> [ITEMS]
# # #

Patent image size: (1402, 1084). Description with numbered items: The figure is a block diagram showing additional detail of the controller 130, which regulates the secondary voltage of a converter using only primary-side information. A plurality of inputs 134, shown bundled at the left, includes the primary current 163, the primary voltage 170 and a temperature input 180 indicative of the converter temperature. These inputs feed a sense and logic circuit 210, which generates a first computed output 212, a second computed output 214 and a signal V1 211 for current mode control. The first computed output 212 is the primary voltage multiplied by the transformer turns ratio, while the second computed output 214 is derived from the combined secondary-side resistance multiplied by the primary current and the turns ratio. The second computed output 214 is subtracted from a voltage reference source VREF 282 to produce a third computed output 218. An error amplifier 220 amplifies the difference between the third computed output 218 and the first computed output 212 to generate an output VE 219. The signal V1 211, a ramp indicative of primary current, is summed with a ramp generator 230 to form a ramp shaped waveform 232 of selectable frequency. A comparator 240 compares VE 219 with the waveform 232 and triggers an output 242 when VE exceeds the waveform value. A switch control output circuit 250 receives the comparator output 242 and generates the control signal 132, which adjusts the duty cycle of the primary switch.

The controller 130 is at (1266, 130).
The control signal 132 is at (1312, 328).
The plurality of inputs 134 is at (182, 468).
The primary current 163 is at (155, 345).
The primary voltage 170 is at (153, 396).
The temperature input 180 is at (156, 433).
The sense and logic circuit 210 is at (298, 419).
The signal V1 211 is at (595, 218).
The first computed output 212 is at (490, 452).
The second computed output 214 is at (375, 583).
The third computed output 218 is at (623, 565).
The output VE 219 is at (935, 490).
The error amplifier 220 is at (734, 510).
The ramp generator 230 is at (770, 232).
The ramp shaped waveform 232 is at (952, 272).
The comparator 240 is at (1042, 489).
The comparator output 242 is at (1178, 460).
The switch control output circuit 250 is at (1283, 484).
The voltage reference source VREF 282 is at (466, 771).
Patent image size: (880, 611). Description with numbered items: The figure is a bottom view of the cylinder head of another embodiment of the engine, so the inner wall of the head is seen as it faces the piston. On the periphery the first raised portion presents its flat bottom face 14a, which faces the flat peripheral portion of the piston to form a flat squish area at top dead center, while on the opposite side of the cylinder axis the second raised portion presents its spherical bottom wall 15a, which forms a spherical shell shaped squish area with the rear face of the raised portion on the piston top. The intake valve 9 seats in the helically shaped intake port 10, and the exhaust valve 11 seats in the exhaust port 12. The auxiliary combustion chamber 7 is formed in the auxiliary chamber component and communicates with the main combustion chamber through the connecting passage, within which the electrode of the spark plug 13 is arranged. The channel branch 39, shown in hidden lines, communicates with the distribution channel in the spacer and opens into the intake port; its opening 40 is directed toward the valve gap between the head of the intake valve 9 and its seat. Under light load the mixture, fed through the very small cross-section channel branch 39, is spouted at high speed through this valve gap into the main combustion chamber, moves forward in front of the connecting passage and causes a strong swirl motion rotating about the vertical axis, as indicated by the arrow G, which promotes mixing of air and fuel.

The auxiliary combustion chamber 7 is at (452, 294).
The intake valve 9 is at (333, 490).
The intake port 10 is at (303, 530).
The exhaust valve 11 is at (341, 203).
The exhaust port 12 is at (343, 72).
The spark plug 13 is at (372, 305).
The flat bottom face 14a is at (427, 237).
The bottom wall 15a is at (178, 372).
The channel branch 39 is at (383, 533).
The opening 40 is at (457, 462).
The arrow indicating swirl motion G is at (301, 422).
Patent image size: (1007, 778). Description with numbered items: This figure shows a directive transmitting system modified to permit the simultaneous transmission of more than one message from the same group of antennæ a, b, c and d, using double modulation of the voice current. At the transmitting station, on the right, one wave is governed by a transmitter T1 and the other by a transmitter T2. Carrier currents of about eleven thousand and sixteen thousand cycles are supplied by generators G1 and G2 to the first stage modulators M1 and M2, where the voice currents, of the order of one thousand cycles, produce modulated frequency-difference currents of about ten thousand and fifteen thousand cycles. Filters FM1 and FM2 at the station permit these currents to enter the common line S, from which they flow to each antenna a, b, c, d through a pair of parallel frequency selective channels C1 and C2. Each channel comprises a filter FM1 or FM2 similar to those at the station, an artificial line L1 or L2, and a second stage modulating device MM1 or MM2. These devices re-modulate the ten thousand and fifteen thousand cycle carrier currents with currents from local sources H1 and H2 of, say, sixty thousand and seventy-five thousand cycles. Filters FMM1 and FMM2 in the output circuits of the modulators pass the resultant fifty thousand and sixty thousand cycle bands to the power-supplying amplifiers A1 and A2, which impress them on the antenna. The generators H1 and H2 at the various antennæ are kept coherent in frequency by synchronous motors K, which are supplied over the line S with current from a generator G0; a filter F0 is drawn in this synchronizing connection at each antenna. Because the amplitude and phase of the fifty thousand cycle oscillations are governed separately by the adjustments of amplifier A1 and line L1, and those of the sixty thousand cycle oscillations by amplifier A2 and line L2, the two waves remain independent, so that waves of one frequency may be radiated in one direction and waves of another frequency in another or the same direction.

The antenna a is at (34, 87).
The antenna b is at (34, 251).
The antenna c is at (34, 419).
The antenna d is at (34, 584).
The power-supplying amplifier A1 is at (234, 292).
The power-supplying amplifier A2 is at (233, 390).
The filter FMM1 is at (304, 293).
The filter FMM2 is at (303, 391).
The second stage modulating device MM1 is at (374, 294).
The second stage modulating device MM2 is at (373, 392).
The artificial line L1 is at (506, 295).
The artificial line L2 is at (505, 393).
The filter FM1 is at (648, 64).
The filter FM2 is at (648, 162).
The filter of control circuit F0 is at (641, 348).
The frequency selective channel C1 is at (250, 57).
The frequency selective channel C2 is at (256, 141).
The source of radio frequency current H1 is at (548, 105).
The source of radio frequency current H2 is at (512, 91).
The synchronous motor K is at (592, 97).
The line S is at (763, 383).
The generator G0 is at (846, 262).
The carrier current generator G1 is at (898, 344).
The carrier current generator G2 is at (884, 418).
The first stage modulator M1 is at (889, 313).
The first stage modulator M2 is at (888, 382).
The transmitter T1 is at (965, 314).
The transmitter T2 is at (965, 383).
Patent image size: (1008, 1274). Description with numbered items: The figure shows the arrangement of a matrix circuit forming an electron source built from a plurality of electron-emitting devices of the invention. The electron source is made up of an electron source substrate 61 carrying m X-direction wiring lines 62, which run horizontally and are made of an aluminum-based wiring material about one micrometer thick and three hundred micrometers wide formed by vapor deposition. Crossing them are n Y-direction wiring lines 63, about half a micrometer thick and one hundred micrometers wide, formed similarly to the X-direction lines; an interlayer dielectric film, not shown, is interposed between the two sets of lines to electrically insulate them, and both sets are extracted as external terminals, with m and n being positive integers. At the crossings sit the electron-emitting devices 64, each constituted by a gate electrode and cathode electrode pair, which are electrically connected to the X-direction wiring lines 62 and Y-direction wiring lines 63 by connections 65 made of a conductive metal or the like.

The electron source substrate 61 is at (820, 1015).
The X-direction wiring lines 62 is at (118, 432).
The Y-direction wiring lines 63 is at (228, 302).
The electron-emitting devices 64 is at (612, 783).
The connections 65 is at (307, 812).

# # #

> [WHAT IS ASKED]
Render every line of the records above as a Markdown table with two columns, No. and Line. Number the rows in order and leave out blank lines.

> [RESPONSE TO THIS EXERCISE]
| No. | Line |
|---|---|
| 1 | Patent image size: (1402, 1084). Description with numbered items: The figure is a block diagram showing additional detail of the controller 130, which regulates the secondary voltage of a converter using only primary-side information. A plurality of inputs 134, shown bundled at the left, includes the primary current 163, the primary voltage 170 and a temperature input 180 indicative of the converter temperature. These inputs feed a sense and logic circuit 210, which generates a first computed output 212, a second computed output 214 and a signal V1 211 for current mode control. The first computed output 212 is the primary voltage multiplied by the transformer turns ratio, while the second computed output 214 is derived from the combined secondary-side resistance multiplied by the primary current and the turns ratio. The second computed output 214 is subtracted from a voltage reference source VREF 282 to produce a third computed output 218. An error amplifier 220 amplifies the difference between the third computed output 218 and the first computed output 212 to generate an output VE 219. The signal V1 211, a ramp indicative of primary current, is summed with a ramp generator 230 to form a ramp shaped waveform 232 of selectable frequency. A comparator 240 compares VE 219 with the waveform 232 and triggers an output 242 when VE exceeds the waveform value. A switch control output circuit 250 receives the comparator output 242 and generates the control signal 132, which adjusts the duty cycle of the primary switch. |
| 2 | The controller 130 is at (1266, 130). |
| 3 | The control signal 132 is at (1312, 328). |
| 4 | The plurality of inputs 134 is at (182, 468). |
| 5 | The primary current 163 is at (155, 345). |
| 6 | The primary voltage 170 is at (153, 396). |
| 7 | The temperature input 180 is at (156, 433). |
| 8 | The sense and logic circuit 210 is at (298, 419). |
| 9 | The signal V1 211 is at (595, 218). |
| 10 | The first computed output 212 is at (490, 452). |
| 11 | The second computed output 214 is at (375, 583). |
| 12 | The third computed output 218 is at (623, 565). |
| 13 | The output VE 219 is at (935, 490). |
| 14 | The error amplifier 220 is at (734, 510). |
| 15 | The ramp generator 230 is at (770, 232). |
| 16 | The ramp shaped waveform 232 is at (952, 272). |
| 17 | The comparator 240 is at (1042, 489). |
| 18 | The comparator output 242 is at (1178, 460). |
| 19 | The switch control output circuit 250 is at (1283, 484). |
| 20 | The voltage reference source VREF 282 is at (466, 771). |
| 21 | Patent image size: (880, 611). Description with numbered items: The figure is a bottom view of the cylinder head of another embodiment of the engine, so the inner wall of the head is seen as it faces the piston. On the periphery the first raised portion presents its flat bottom face 14a, which faces the flat peripheral portion of the piston to form a flat squish area at top dead center, while on the opposite side of the cylinder axis the second raised portion presents its spherical bottom wall 15a, which forms a spherical shell shaped squish area with the rear face of the raised portion on the piston top. The intake valve 9 seats in the helically shaped intake port 10, and the exhaust valve 11 seats in the exhaust port 12. The auxiliary combustion chamber 7 is formed in the auxiliary chamber component and communicates with the main combustion chamber through the connecting passage, within which the electrode of the spark plug 13 is arranged. The channel branch 39, shown in hidden lines, communicates with the distribution channel in the spacer and opens into the intake port; its opening 40 is directed toward the valve gap between the head of the intake valve 9 and its seat. Under light load the mixture, fed through the very small cross-section channel branch 39, is spouted at high speed through this valve gap into the main combustion chamber, moves forward in front of the connecting passage and causes a strong swirl motion rotating about the vertical axis, as indicated by the arrow G, which promotes mixing of air and fuel. |
| 22 | The auxiliary combustion chamber 7 is at (452, 294). |
| 23 | The intake valve 9 is at (333, 490). |
| 24 | The intake port 10 is at (303, 530). |
| 25 | The exhaust valve 11 is at (341, 203). |
| 26 | The exhaust port 12 is at (343, 72). |
| 27 | The spark plug 13 is at (372, 305). |
| 28 | The flat bottom face 14a is at (427, 237). |
| 29 | The bottom wall 15a is at (178, 372). |
| 30 | The channel branch 39 is at (383, 533). |
| 31 | The opening 40 is at (457, 462). |
| 32 | The arrow indicating swirl motion G is at (301, 422). |
| 33 | Patent image size: (1007, 778). Description with numbered items: This figure shows a directive transmitting system modified to permit the simultaneous transmission of more than one message from the same group of antennæ a, b, c and d, using double modulation of the voice current. At the transmitting station, on the right, one wave is governed by a transmitter T1 and the other by a transmitter T2. Carrier currents of about eleven thousand and sixteen thousand cycles are supplied by generators G1 and G2 to the first stage modulators M1 and M2, where the voice currents, of the order of one thousand cycles, produce modulated frequency-difference currents of about ten thousand and fifteen thousand cycles. Filters FM1 and FM2 at the station permit these currents to enter the common line S, from which they flow to each antenna a, b, c, d through a pair of parallel frequency selective channels C1 and C2. Each channel comprises a filter FM1 or FM2 similar to those at the station, an artificial line L1 or L2, and a second stage modulating device MM1 or MM2. These devices re-modulate the ten thousand and fifteen thousand cycle carrier currents with currents from local sources H1 and H2 of, say, sixty thousand and seventy-five thousand cycles. Filters FMM1 and FMM2 in the output circuits of the modulators pass the resultant fifty thousand and sixty thousand cycle bands to the power-supplying amplifiers A1 and A2, which impress them on the antenna. The generators H1 and H2 at the various antennæ are kept coherent in frequency by synchronous motors K, which are supplied over the line S with current from a generator G0; a filter F0 is drawn in this synchronizing connection at each antenna. Because the amplitude and phase of the fifty thousand cycle oscillations are governed separately by the adjustments of amplifier A1 and line L1, and those of the sixty thousand cycle oscillations by amplifier A2 and line L2, the two waves remain independent, so that waves of one frequency may be radiated in one direction and waves of another frequency in another or the same direction. |
| 34 | The antenna a is at (34, 87). |
| 35 | The antenna b is at (34, 251). |
| 36 | The antenna c is at (34, 419). |
| 37 | The antenna d is at (34, 584). |
| 38 | The power-supplying amplifier A1 is at (234, 292). |
| 39 | The power-supplying amplifier A2 is at (233, 390). |
| 40 | The filter FMM1 is at (304, 293). |
| 41 | The filter FMM2 is at (303, 391). |
| 42 | The second stage modulating device MM1 is at (374, 294). |
| 43 | The second stage modulating device MM2 is at (373, 392). |
| 44 | The artificial line L1 is at (506, 295). |
| 45 | The artificial line L2 is at (505, 393). |
| 46 | The filter FM1 is at (648, 64). |
| 47 | The filter FM2 is at (648, 162). |
| 48 | The filter of control circuit F0 is at (641, 348). |
| 49 | The frequency selective channel C1 is at (250, 57). |
| 50 | The frequency selective channel C2 is at (256, 141). |
| 51 | The source of radio frequency current H1 is at (548, 105). |
| 52 | The source of radio frequency current H2 is at (512, 91). |
| 53 | The synchronous motor K is at (592, 97). |
| 54 | The line S is at (763, 383). |
| 55 | The generator G0 is at (846, 262). |
| 56 | The carrier current generator G1 is at (898, 344). |
| 57 | The carrier current generator G2 is at (884, 418). |
| 58 | The first stage modulator M1 is at (889, 313). |
| 59 | The first stage modulator M2 is at (888, 382). |
| 60 | The transmitter T1 is at (965, 314). |
| 61 | The transmitter T2 is at (965, 383). |
| 62 | Patent image size: (1008, 1274). Description with numbered items: The figure shows the arrangement of a matrix circuit forming an electron source built from a plurality of electron-emitting devices of the invention. The electron source is made up of an electron source substrate 61 carrying m X-direction wiring lines 62, which run horizontally and are made of an aluminum-based wiring material about one micrometer thick and three hundred micrometers wide formed by vapor deposition. Crossing them are n Y-direction wiring lines 63, about half a micrometer thick and one hundred micrometers wide, formed similarly to the X-direction lines; an interlayer dielectric film, not shown, is interposed between the two sets of lines to electrically insulate them, and both sets are extracted as external terminals, with m and n being positive integers. At the crossings sit the electron-emitting devices 64, each constituted by a gate electrode and cathode electrode pair, which are electrically connected to the X-direction wiring lines 62 and Y-direction wiring lines 63 by connections 65 made of a conductive metal or the like. |
| 63 | The electron source substrate 61 is at (820, 1015). |
| 64 | The X-direction wiring lines 62 is at (118, 432). |
| 65 | The Y-direction wiring lines 63 is at (228, 302). |
| 66 | The electron-emitting devices 64 is at (612, 783). |
| 67 | The connections 65 is at (307, 812). |